Data entries |
========

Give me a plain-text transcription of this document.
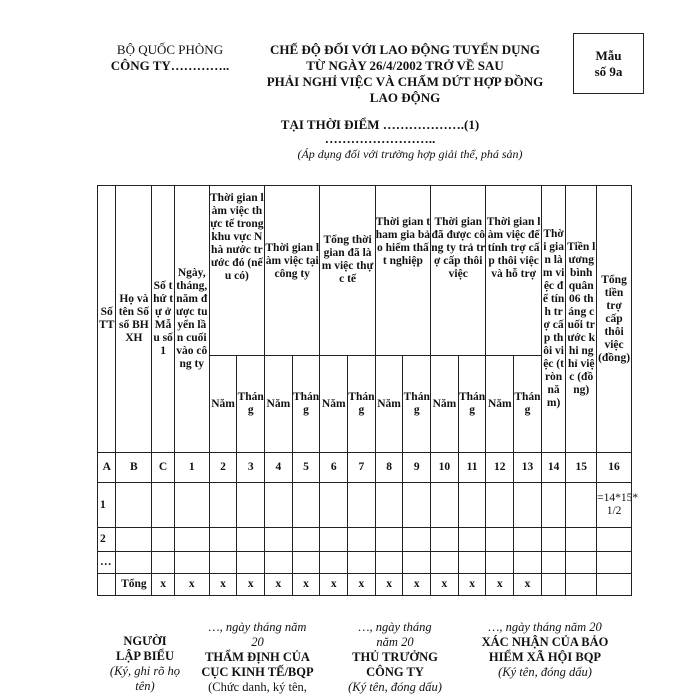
BỘ QUỐC PHÒNG
CÔNG TY…………..
CHẾ ĐỘ ĐỐI VỚI LAO ĐỘNG TUYỂN DỤNG
TỪ NGÀY 26/4/2002 TRỞ VỀ SAU
PHẢI NGHỈ VIỆC VÀ CHẤM DỨT HỢP ĐỒNG
LAO ĐỘNG
Mẫu
số 9a
TẠI THỜI ĐIỂM ……………….(1)
……………………..
(Áp dụng đối với trường hợp giải thể, phá sản)
Số TT	Họ và tên Số sổ BHXH	Số thứ tự ở Mẫu số 1	Ngày, tháng, năm được tuyển lần cuối vào công ty	Thời gian làm việc thực tế trong khu vực Nhà nước trước đó (nếu có)		Thời gian làm việc tại công ty		Tổng thời gian đã làm việc thực tế		Thời gian tham gia bảo hiểm thất nghiệp		Thời gian đã được công ty trả trợ cấp thôi việc		Thời gian làm việc để tính trợ cấp thôi việc và hỗ trợ		Thời gian làm việc để tính trợ cấp thôi việc (tròn năm)	Tiền lương bình quân 06 tháng cuối trước khi nghỉ việc (đồng)	Tổng tiền trợ cấp thôi việc (đồng)

				Năm	Tháng	Năm	Tháng	Năm	Tháng	Năm	Tháng	Năm	Tháng	Năm	Tháng			

A	B	C	1	2	3	4	5	6	7	8	9	10	11	12	13	14	15	16
1																		=14*15* 1/2
2																		
…																		
	Tổng	x	x	x	x	x	x	x	x	x	x	x	x	x	x			
NGƯỜI
LẬP BIỂU
(Ký, ghi rõ họ tên)
…, ngày tháng năm
20
THẨM ĐỊNH CỦA
CỤC KINH TẾ/BQP
(Chức danh, ký tên,
…, ngày tháng
năm 20
THỦ TRƯỞNG
CÔNG TY
(Ký tên, đóng dấu)
…, ngày tháng năm 20
XÁC NHẬN CỦA BẢO
HIỂM XÃ HỘI BQP
(Ký tên, đóng dấu)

========

Written instruction | Each line that holds the word "Tổng" is to be copied.

Task result |
Số TT	Họ và tên Số sổ BHXH	Số thứ tự ở Mẫu số 1	Ngày, tháng, năm được tuyển lần cuối vào công ty	Thời gian làm việc thực tế trong khu vực Nhà nước trước đó (nếu có)		Thời gian làm việc tại công ty		Tổng thời gian đã làm việc thực tế		Thời gian tham gia bảo hiểm thất nghiệp		Thời gian đã được công ty trả trợ cấp thôi việc		Thời gian làm việc để tính trợ cấp thôi việc và hỗ trợ		Thời gian làm việc để tính trợ cấp thôi việc (tròn năm)	Tiền lương bình quân 06 tháng cuối trước khi nghỉ việc (đồng)	Tổng tiền trợ cấp thôi việc (đồng)
	Tổng	x	x	x	x	x	x	x	x	x	x	x	x	x	x			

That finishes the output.